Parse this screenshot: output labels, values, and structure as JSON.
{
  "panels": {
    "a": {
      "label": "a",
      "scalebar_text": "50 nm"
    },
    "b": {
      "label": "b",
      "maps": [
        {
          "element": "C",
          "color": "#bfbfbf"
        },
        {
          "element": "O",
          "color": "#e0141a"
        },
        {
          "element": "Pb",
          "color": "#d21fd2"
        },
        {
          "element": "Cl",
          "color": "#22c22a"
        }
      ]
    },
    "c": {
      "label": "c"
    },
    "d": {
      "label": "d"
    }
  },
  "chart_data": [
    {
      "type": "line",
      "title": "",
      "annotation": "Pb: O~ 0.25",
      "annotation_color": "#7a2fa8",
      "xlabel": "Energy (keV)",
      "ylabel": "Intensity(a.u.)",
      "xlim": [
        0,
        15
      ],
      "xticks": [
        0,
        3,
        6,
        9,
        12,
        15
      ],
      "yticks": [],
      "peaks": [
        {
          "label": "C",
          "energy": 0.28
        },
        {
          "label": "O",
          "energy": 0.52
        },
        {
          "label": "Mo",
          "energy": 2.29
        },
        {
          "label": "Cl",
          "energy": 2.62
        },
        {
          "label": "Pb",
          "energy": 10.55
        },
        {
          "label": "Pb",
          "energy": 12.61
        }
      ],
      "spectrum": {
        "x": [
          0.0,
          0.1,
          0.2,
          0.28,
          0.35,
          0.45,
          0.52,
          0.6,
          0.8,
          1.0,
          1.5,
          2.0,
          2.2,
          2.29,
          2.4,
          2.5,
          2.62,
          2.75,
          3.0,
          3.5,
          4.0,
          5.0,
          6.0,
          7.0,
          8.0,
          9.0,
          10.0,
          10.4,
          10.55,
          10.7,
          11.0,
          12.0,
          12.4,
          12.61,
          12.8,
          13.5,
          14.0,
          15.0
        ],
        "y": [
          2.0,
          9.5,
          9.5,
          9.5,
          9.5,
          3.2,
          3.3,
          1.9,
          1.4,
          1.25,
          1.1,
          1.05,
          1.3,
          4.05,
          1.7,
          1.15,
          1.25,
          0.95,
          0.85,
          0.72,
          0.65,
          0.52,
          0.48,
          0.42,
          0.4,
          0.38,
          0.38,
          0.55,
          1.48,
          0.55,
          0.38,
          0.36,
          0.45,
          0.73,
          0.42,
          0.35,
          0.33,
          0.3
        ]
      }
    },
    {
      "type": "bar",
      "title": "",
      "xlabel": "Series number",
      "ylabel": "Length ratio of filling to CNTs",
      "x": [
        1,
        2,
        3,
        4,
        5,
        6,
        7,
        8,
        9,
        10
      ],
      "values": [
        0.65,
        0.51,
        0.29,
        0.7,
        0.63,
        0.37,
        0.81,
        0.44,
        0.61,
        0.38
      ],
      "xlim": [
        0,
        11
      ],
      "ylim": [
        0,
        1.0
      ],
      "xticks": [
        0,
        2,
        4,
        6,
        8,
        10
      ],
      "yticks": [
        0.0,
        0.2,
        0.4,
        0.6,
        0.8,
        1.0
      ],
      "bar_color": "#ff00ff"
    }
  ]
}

---*---

**GIVEN TASK:** From the entries above, list each line with "element" in it.

**EXERCISE RESULT:**
          "element": "C",
          "element": "O",
          "element": "Pb",
          "element": "Cl",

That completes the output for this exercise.